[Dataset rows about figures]
Content starts

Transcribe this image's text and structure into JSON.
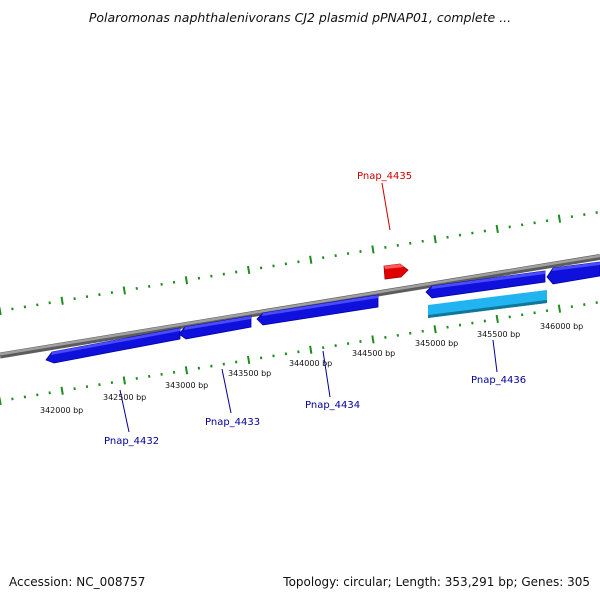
{
  "title": "Polaromonas naphthalenivorans CJ2 plasmid pPNAP01, complete ...",
  "footer": {
    "accession": "Accession: NC_008757",
    "summary": "Topology: circular; Length: 353,291 bp; Genes: 305"
  },
  "colors": {
    "backbone": "#8c8c8c",
    "tick": "#1e8c1e",
    "forward_gene": "#e00000",
    "reverse_gene": "#1010dd",
    "highlight_gene": "#22b4f0",
    "forward_label": "#cc0000",
    "reverse_label": "#000099",
    "position_label": "#111111"
  },
  "position_labels": [
    "342000 bp",
    "342500 bp",
    "343000 bp",
    "343500 bp",
    "344000 bp",
    "344500 bp",
    "345000 bp",
    "345500 bp",
    "346000 bp"
  ],
  "genes": [
    {
      "name": "Pnap_4432",
      "strand": "reverse"
    },
    {
      "name": "Pnap_4433",
      "strand": "reverse"
    },
    {
      "name": "Pnap_4434",
      "strand": "reverse"
    },
    {
      "name": "Pnap_4435",
      "strand": "forward"
    },
    {
      "name": "Pnap_4436",
      "strand": "reverse"
    }
  ]
}
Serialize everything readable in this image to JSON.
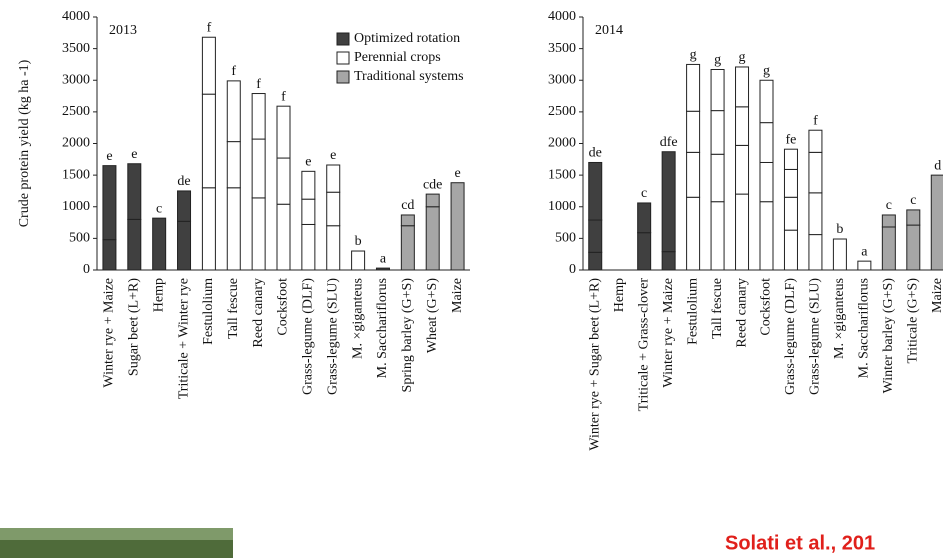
{
  "chart_data": [
    {
      "type": "bar",
      "stacked": true,
      "title": "2013",
      "ylabel": "Crude protein yield (kg ha -1)",
      "ylim": [
        0,
        4000
      ],
      "yticks": [
        0,
        500,
        1000,
        1500,
        2000,
        2500,
        3000,
        3500,
        4000
      ],
      "legend": [
        {
          "name": "Optimized rotation",
          "color": "#404040"
        },
        {
          "name": "Perennial crops",
          "color": "#ffffff"
        },
        {
          "name": "Traditional systems",
          "color": "#a6a6a6"
        }
      ],
      "categories": [
        "Winter rye + Maize",
        "Sugar beet (L+R)",
        "Hemp",
        "Triticale + Winter rye",
        "Festulolium",
        "Tall fescue",
        "Reed canary",
        "Cocksfoot",
        "Grass-legume (DLF)",
        "Grass-legume (SLU)",
        "M. ×giganteus",
        "M. Sacchariflorus",
        "Spring barley (G+S)",
        "Wheat (G+S)",
        "Maize"
      ],
      "colors": [
        "#404040",
        "#404040",
        "#404040",
        "#404040",
        "#ffffff",
        "#ffffff",
        "#ffffff",
        "#ffffff",
        "#ffffff",
        "#ffffff",
        "#ffffff",
        "#404040",
        "#a6a6a6",
        "#a6a6a6",
        "#a6a6a6"
      ],
      "segments": [
        [
          480,
          1170
        ],
        [
          800,
          880
        ],
        [
          820
        ],
        [
          770,
          480
        ],
        [
          1300,
          1480,
          900
        ],
        [
          1300,
          730,
          960
        ],
        [
          1140,
          930,
          720
        ],
        [
          1040,
          730,
          820
        ],
        [
          720,
          400,
          440
        ],
        [
          700,
          530,
          430
        ],
        [
          300
        ],
        [
          30
        ],
        [
          700,
          170
        ],
        [
          1000,
          200
        ],
        [
          1380
        ]
      ],
      "labels": [
        "e",
        "e",
        "c",
        "de",
        "f",
        "f",
        "f",
        "f",
        "e",
        "e",
        "b",
        "a",
        "cd",
        "cde",
        "e"
      ]
    },
    {
      "type": "bar",
      "stacked": true,
      "title": "2014",
      "ylim": [
        0,
        4000
      ],
      "yticks": [
        0,
        500,
        1000,
        1500,
        2000,
        2500,
        3000,
        3500,
        4000
      ],
      "categories": [
        "Winter rye + Sugar beet (L+R)",
        "Hemp",
        "Triticale + Grass-clover",
        "Winter rye + Maize",
        "Festulolium",
        "Tall fescue",
        "Reed canary",
        "Cocksfoot",
        "Grass-legume (DLF)",
        "Grass-legume (SLU)",
        "M. ×giganteus",
        "M. Sacchariflorus",
        "Winter barley (G+S)",
        "Triticale (G+S)",
        "Maize"
      ],
      "colors": [
        "#404040",
        "#404040",
        "#404040",
        "#404040",
        "#ffffff",
        "#ffffff",
        "#ffffff",
        "#ffffff",
        "#ffffff",
        "#ffffff",
        "#ffffff",
        "#ffffff",
        "#a6a6a6",
        "#a6a6a6",
        "#a6a6a6"
      ],
      "segments": [
        [
          280,
          510,
          910
        ],
        null,
        [
          590,
          470
        ],
        [
          290,
          1580
        ],
        [
          1150,
          710,
          650,
          740
        ],
        [
          1080,
          750,
          690,
          650
        ],
        [
          1200,
          770,
          610,
          630
        ],
        [
          1080,
          620,
          630,
          670
        ],
        [
          630,
          520,
          440,
          320
        ],
        [
          560,
          660,
          640,
          350
        ],
        [
          490
        ],
        [
          140
        ],
        [
          680,
          190
        ],
        [
          710,
          240
        ],
        [
          1500
        ]
      ],
      "labels": [
        "de",
        null,
        "c",
        "dfe",
        "g",
        "g",
        "g",
        "g",
        "fe",
        "f",
        "b",
        "a",
        "c",
        "c",
        "d"
      ]
    }
  ],
  "citation": "Solati et al., 201"
}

Content ends

— Task item —
Using the entries above, state how many lines include the word "beet", with no other words.

— Answer space —
2